[Stored records]
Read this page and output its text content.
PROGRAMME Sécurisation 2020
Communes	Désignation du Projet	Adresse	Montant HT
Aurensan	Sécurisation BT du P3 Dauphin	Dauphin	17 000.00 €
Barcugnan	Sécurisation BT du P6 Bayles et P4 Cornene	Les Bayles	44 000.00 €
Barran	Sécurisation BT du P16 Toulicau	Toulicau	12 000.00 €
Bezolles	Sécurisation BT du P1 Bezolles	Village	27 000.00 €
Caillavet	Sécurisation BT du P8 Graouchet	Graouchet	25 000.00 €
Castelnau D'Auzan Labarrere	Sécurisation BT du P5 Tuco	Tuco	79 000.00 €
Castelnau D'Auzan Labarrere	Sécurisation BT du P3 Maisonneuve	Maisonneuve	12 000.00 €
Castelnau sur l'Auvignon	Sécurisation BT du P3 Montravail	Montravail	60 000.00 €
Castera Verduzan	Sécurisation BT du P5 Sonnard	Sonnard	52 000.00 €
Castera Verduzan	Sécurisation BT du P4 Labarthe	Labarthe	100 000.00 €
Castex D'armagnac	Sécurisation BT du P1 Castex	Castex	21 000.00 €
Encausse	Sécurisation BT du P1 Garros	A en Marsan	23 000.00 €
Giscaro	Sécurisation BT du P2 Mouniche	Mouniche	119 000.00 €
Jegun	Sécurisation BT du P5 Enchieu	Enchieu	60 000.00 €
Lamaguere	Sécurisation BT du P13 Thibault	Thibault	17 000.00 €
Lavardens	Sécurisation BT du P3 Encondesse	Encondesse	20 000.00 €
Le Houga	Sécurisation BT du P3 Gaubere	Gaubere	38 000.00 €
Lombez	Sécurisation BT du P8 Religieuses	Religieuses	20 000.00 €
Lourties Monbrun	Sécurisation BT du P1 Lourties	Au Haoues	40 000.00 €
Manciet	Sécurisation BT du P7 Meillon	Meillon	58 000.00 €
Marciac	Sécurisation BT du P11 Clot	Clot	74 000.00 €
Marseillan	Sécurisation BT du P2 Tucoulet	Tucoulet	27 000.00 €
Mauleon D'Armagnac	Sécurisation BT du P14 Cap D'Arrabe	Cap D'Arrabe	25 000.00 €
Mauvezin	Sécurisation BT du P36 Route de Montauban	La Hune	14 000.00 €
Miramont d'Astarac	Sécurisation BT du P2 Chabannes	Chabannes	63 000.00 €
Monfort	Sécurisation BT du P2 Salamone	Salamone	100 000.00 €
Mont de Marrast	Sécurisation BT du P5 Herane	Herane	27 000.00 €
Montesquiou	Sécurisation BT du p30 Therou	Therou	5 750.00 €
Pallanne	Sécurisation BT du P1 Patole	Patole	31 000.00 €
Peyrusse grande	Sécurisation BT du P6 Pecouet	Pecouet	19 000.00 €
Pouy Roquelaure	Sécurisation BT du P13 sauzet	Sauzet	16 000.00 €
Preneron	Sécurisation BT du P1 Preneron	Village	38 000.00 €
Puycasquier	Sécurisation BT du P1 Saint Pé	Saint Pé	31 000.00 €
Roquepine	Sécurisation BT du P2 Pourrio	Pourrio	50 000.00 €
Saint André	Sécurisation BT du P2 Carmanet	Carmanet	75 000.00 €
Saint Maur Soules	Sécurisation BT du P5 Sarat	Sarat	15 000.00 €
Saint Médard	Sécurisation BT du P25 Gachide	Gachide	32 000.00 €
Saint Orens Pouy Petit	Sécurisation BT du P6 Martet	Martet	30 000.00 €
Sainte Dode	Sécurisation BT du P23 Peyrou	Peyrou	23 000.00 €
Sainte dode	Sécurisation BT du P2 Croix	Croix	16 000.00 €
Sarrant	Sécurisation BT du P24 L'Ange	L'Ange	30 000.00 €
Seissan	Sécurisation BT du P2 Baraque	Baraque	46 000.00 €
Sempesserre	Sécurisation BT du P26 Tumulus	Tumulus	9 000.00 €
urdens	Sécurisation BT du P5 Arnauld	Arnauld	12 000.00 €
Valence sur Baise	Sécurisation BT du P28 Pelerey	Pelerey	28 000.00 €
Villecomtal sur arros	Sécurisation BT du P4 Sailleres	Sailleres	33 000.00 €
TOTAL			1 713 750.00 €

What to do:
Print out every entry, keeping each one exact.

Completed task:
Read this page and output its text content.
PROGRAMME Sécurisation 2020
Communes	Désignation du Projet	Adresse	Montant HT
Aurensan	Sécurisation BT du P3 Dauphin	Dauphin	17 000.00 €
Barcugnan	Sécurisation BT du P6 Bayles et P4 Cornene	Les Bayles	44 000.00 €
Barran	Sécurisation BT du P16 Toulicau	Toulicau	12 000.00 €
Bezolles	Sécurisation BT du P1 Bezolles	Village	27 000.00 €
Caillavet	Sécurisation BT du P8 Graouchet	Graouchet	25 000.00 €
Castelnau D'Auzan Labarrere	Sécurisation BT du P5 Tuco	Tuco	79 000.00 €
Castelnau D'Auzan Labarrere	Sécurisation BT du P3 Maisonneuve	Maisonneuve	12 000.00 €
Castelnau sur l'Auvignon	Sécurisation BT du P3 Montravail	Montravail	60 000.00 €
Castera Verduzan	Sécurisation BT du P5 Sonnard	Sonnard	52 000.00 €
Castera Verduzan	Sécurisation BT du P4 Labarthe	Labarthe	100 000.00 €
Castex D'armagnac	Sécurisation BT du P1 Castex	Castex	21 000.00 €
Encausse	Sécurisation BT du P1 Garros	A en Marsan	23 000.00 €
Giscaro	Sécurisation BT du P2 Mouniche	Mouniche	119 000.00 €
Jegun	Sécurisation BT du P5 Enchieu	Enchieu	60 000.00 €
Lamaguere	Sécurisation BT du P13 Thibault	Thibault	17 000.00 €
Lavardens	Sécurisation BT du P3 Encondesse	Encondesse	20 000.00 €
Le Houga	Sécurisation BT du P3 Gaubere	Gaubere	38 000.00 €
Lombez	Sécurisation BT du P8 Religieuses	Religieuses	20 000.00 €
Lourties Monbrun	Sécurisation BT du P1 Lourties	Au Haoues	40 000.00 €
Manciet	Sécurisation BT du P7 Meillon	Meillon	58 000.00 €
Marciac	Sécurisation BT du P11 Clot	Clot	74 000.00 €
Marseillan	Sécurisation BT du P2 Tucoulet	Tucoulet	27 000.00 €
Mauleon D'Armagnac	Sécurisation BT du P14 Cap D'Arrabe	Cap D'Arrabe	25 000.00 €
Mauvezin	Sécurisation BT du P36 Route de Montauban	La Hune	14 000.00 €
Miramont d'Astarac	Sécurisation BT du P2 Chabannes	Chabannes	63 000.00 €
Monfort	Sécurisation BT du P2 Salamone	Salamone	100 000.00 €
Mont de Marrast	Sécurisation BT du P5 Herane	Herane	27 000.00 €
Montesquiou	Sécurisation BT du p30 Therou	Therou	5 750.00 €
Pallanne	Sécurisation BT du P1 Patole	Patole	31 000.00 €
Peyrusse grande	Sécurisation BT du P6 Pecouet	Pecouet	19 000.00 €
Pouy Roquelaure	Sécurisation BT du P13 sauzet	Sauzet	16 000.00 €
Preneron	Sécurisation BT du P1 Preneron	Village	38 000.00 €
Puycasquier	Sécurisation BT du P1 Saint Pé	Saint Pé	31 000.00 €
Roquepine	Sécurisation BT du P2 Pourrio	Pourrio	50 000.00 €
Saint André	Sécurisation BT du P2 Carmanet	Carmanet	75 000.00 €
Saint Maur Soules	Sécurisation BT du P5 Sarat	Sarat	15 000.00 €
Saint Médard	Sécurisation BT du P25 Gachide	Gachide	32 000.00 €
Saint Orens Pouy Petit	Sécurisation BT du P6 Martet	Martet	30 000.00 €
Sainte Dode	Sécurisation BT du P23 Peyrou	Peyrou	23 000.00 €
Sainte dode	Sécurisation BT du P2 Croix	Croix	16 000.00 €
Sarrant	Sécurisation BT du P24 L'Ange	L'Ange	30 000.00 €
Seissan	Sécurisation BT du P2 Baraque	Baraque	46 000.00 €
Sempesserre	Sécurisation BT du P26 Tumulus	Tumulus	9 000.00 €
urdens	Sécurisation BT du P5 Arnauld	Arnauld	12 000.00 €
Valence sur Baise	Sécurisation BT du P28 Pelerey	Pelerey	28 000.00 €
Villecomtal sur arros	Sécurisation BT du P4 Sailleres	Sailleres	33 000.00 €
TOTAL			1 713 750.00 €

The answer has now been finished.